▶ **THE TASK**:
In this exercise, reproduce all the entries that follow exactly.

▶ **TASK MATERIAL**:
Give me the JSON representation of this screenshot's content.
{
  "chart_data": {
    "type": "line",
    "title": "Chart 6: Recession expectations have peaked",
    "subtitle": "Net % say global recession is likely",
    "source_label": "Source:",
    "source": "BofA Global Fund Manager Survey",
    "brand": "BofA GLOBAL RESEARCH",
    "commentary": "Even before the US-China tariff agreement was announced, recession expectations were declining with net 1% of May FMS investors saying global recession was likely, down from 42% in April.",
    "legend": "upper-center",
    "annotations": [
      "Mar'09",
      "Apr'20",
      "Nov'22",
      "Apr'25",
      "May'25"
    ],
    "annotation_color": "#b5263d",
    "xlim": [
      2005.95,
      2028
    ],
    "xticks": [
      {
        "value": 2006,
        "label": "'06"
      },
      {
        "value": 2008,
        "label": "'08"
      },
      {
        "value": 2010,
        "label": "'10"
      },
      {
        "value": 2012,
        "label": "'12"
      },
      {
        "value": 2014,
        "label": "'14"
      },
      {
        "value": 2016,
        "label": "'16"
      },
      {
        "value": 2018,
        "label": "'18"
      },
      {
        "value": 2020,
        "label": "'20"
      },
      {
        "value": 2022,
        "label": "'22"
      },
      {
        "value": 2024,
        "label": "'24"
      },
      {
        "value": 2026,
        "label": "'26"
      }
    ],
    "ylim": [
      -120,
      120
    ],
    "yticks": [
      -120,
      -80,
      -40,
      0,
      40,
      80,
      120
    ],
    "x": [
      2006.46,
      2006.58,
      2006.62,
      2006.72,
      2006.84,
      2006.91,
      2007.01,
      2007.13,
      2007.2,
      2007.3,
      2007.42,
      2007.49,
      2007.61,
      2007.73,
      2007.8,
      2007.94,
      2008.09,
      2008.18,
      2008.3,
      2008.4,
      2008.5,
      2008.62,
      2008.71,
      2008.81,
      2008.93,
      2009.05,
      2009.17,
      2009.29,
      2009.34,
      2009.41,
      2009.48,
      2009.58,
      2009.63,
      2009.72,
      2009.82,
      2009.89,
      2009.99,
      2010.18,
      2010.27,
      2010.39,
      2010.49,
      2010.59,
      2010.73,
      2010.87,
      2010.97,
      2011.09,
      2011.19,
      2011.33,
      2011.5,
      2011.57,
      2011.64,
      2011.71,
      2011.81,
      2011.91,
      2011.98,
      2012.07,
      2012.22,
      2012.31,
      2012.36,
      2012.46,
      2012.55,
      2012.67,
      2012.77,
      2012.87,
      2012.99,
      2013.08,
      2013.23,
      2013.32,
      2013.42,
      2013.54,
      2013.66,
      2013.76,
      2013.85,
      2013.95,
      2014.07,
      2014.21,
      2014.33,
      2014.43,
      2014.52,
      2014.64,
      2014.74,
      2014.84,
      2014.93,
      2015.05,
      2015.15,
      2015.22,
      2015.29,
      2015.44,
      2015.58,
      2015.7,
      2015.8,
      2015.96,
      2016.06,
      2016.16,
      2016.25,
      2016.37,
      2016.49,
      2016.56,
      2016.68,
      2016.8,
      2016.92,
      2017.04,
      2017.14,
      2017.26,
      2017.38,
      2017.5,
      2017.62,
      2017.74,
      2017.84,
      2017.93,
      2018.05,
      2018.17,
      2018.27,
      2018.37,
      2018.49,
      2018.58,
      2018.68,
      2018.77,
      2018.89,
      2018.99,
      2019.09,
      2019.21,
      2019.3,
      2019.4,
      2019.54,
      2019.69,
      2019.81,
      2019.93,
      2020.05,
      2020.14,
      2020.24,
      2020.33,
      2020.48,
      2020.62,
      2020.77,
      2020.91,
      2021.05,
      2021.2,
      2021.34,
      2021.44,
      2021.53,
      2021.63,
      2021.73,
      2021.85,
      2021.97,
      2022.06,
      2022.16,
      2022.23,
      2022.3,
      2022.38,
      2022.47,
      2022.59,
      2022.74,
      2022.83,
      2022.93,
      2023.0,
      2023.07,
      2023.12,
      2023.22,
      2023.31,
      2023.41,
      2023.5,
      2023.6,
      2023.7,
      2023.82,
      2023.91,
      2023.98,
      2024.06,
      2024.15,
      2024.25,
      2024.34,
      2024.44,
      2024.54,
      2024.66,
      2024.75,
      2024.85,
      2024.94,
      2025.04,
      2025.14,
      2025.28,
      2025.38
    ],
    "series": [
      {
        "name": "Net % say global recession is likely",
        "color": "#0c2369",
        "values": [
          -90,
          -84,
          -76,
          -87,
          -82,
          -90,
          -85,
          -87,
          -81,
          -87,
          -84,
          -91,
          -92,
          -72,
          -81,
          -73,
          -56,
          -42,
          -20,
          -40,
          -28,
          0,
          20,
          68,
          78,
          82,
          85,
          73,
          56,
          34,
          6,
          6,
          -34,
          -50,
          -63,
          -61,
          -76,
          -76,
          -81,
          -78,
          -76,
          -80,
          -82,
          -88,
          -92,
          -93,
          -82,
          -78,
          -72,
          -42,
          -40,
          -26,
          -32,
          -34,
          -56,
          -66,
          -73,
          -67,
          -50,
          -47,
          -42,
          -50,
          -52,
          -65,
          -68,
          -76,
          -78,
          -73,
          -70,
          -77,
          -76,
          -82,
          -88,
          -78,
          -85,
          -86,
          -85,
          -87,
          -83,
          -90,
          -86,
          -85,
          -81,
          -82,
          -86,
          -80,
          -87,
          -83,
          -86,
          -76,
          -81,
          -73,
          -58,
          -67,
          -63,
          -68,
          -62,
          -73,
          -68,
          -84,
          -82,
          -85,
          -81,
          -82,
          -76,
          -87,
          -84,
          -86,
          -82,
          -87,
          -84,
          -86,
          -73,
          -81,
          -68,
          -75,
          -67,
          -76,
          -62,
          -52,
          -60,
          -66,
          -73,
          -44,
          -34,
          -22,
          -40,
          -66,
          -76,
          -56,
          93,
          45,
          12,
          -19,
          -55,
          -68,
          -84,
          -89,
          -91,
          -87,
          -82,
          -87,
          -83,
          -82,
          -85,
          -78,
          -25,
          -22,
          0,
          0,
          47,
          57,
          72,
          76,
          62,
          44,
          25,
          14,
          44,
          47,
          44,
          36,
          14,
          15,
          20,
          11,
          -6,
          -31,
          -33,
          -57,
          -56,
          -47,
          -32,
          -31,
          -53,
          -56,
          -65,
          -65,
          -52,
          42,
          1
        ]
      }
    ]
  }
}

▶ **CORRECT RESULT**:
Give me the JSON representation of this screenshot's content.
{
  "chart_data": {
    "type": "line",
    "title": "Chart 6: Recession expectations have peaked",
    "subtitle": "Net % say global recession is likely",
    "source_label": "Source:",
    "source": "BofA Global Fund Manager Survey",
    "brand": "BofA GLOBAL RESEARCH",
    "commentary": "Even before the US-China tariff agreement was announced, recession expectations were declining with net 1% of May FMS investors saying global recession was likely, down from 42% in April.",
    "legend": "upper-center",
    "annotations": [
      "Mar'09",
      "Apr'20",
      "Nov'22",
      "Apr'25",
      "May'25"
    ],
    "annotation_color": "#b5263d",
    "xlim": [
      2005.95,
      2028
    ],
    "xticks": [
      {
        "value": 2006,
        "label": "'06"
      },
      {
        "value": 2008,
        "label": "'08"
      },
      {
        "value": 2010,
        "label": "'10"
      },
      {
        "value": 2012,
        "label": "'12"
      },
      {
        "value": 2014,
        "label": "'14"
      },
      {
        "value": 2016,
        "label": "'16"
      },
      {
        "value": 2018,
        "label": "'18"
      },
      {
        "value": 2020,
        "label": "'20"
      },
      {
        "value": 2022,
        "label": "'22"
      },
      {
        "value": 2024,
        "label": "'24"
      },
      {
        "value": 2026,
        "label": "'26"
      }
    ],
    "ylim": [
      -120,
      120
    ],
    "yticks": [
      -120,
      -80,
      -40,
      0,
      40,
      80,
      120
    ],
    "x": [
      2006.46,
      2006.58,
      2006.62,
      2006.72,
      2006.84,
      2006.91,
      2007.01,
      2007.13,
      2007.2,
      2007.3,
      2007.42,
      2007.49,
      2007.61,
      2007.73,
      2007.8,
      2007.94,
      2008.09,
      2008.18,
      2008.3,
      2008.4,
      2008.5,
      2008.62,
      2008.71,
      2008.81,
      2008.93,
      2009.05,
      2009.17,
      2009.29,
      2009.34,
      2009.41,
      2009.48,
      2009.58,
      2009.63,
      2009.72,
      2009.82,
      2009.89,
      2009.99,
      2010.18,
      2010.27,
      2010.39,
      2010.49,
      2010.59,
      2010.73,
      2010.87,
      2010.97,
      2011.09,
      2011.19,
      2011.33,
      2011.5,
      2011.57,
      2011.64,
      2011.71,
      2011.81,
      2011.91,
      2011.98,
      2012.07,
      2012.22,
      2012.31,
      2012.36,
      2012.46,
      2012.55,
      2012.67,
      2012.77,
      2012.87,
      2012.99,
      2013.08,
      2013.23,
      2013.32,
      2013.42,
      2013.54,
      2013.66,
      2013.76,
      2013.85,
      2013.95,
      2014.07,
      2014.21,
      2014.33,
      2014.43,
      2014.52,
      2014.64,
      2014.74,
      2014.84,
      2014.93,
      2015.05,
      2015.15,
      2015.22,
      2015.29,
      2015.44,
      2015.58,
      2015.7,
      2015.8,
      2015.96,
      2016.06,
      2016.16,
      2016.25,
      2016.37,
      2016.49,
      2016.56,
      2016.68,
      2016.8,
      2016.92,
      2017.04,
      2017.14,
      2017.26,
      2017.38,
      2017.5,
      2017.62,
      2017.74,
      2017.84,
      2017.93,
      2018.05,
      2018.17,
      2018.27,
      2018.37,
      2018.49,
      2018.58,
      2018.68,
      2018.77,
      2018.89,
      2018.99,
      2019.09,
      2019.21,
      2019.3,
      2019.4,
      2019.54,
      2019.69,
      2019.81,
      2019.93,
      2020.05,
      2020.14,
      2020.24,
      2020.33,
      2020.48,
      2020.62,
      2020.77,
      2020.91,
      2021.05,
      2021.2,
      2021.34,
      2021.44,
      2021.53,
      2021.63,
      2021.73,
      2021.85,
      2021.97,
      2022.06,
      2022.16,
      2022.23,
      2022.3,
      2022.38,
      2022.47,
      2022.59,
      2022.74,
      2022.83,
      2022.93,
      2023.0,
      2023.07,
      2023.12,
      2023.22,
      2023.31,
      2023.41,
      2023.5,
      2023.6,
      2023.7,
      2023.82,
      2023.91,
      2023.98,
      2024.06,
      2024.15,
      2024.25,
      2024.34,
      2024.44,
      2024.54,
      2024.66,
      2024.75,
      2024.85,
      2024.94,
      2025.04,
      2025.14,
      2025.28,
      2025.38
    ],
    "series": [
      {
        "name": "Net % say global recession is likely",
        "color": "#0c2369",
        "values": [
          -90,
          -84,
          -76,
          -87,
          -82,
          -90,
          -85,
          -87,
          -81,
          -87,
          -84,
          -91,
          -92,
          -72,
          -81,
          -73,
          -56,
          -42,
          -20,
          -40,
          -28,
          0,
          20,
          68,
          78,
          82,
          85,
          73,
          56,
          34,
          6,
          6,
          -34,
          -50,
          -63,
          -61,
          -76,
          -76,
          -81,
          -78,
          -76,
          -80,
          -82,
          -88,
          -92,
          -93,
          -82,
          -78,
          -72,
          -42,
          -40,
          -26,
          -32,
          -34,
          -56,
          -66,
          -73,
          -67,
          -50,
          -47,
          -42,
          -50,
          -52,
          -65,
          -68,
          -76,
          -78,
          -73,
          -70,
          -77,
          -76,
          -82,
          -88,
          -78,
          -85,
          -86,
          -85,
          -87,
          -83,
          -90,
          -86,
          -85,
          -81,
          -82,
          -86,
          -80,
          -87,
          -83,
          -86,
          -76,
          -81,
          -73,
          -58,
          -67,
          -63,
          -68,
          -62,
          -73,
          -68,
          -84,
          -82,
          -85,
          -81,
          -82,
          -76,
          -87,
          -84,
          -86,
          -82,
          -87,
          -84,
          -86,
          -73,
          -81,
          -68,
          -75,
          -67,
          -76,
          -62,
          -52,
          -60,
          -66,
          -73,
          -44,
          -34,
          -22,
          -40,
          -66,
          -76,
          -56,
          93,
          45,
          12,
          -19,
          -55,
          -68,
          -84,
          -89,
          -91,
          -87,
          -82,
          -87,
          -83,
          -82,
          -85,
          -78,
          -25,
          -22,
          0,
          0,
          47,
          57,
          72,
          76,
          62,
          44,
          25,
          14,
          44,
          47,
          44,
          36,
          14,
          15,
          20,
          11,
          -6,
          -31,
          -33,
          -57,
          -56,
          -47,
          -32,
          -31,
          -53,
          -56,
          -65,
          -65,
          -52,
          42,
          1
        ]
      }
    ]
  }
}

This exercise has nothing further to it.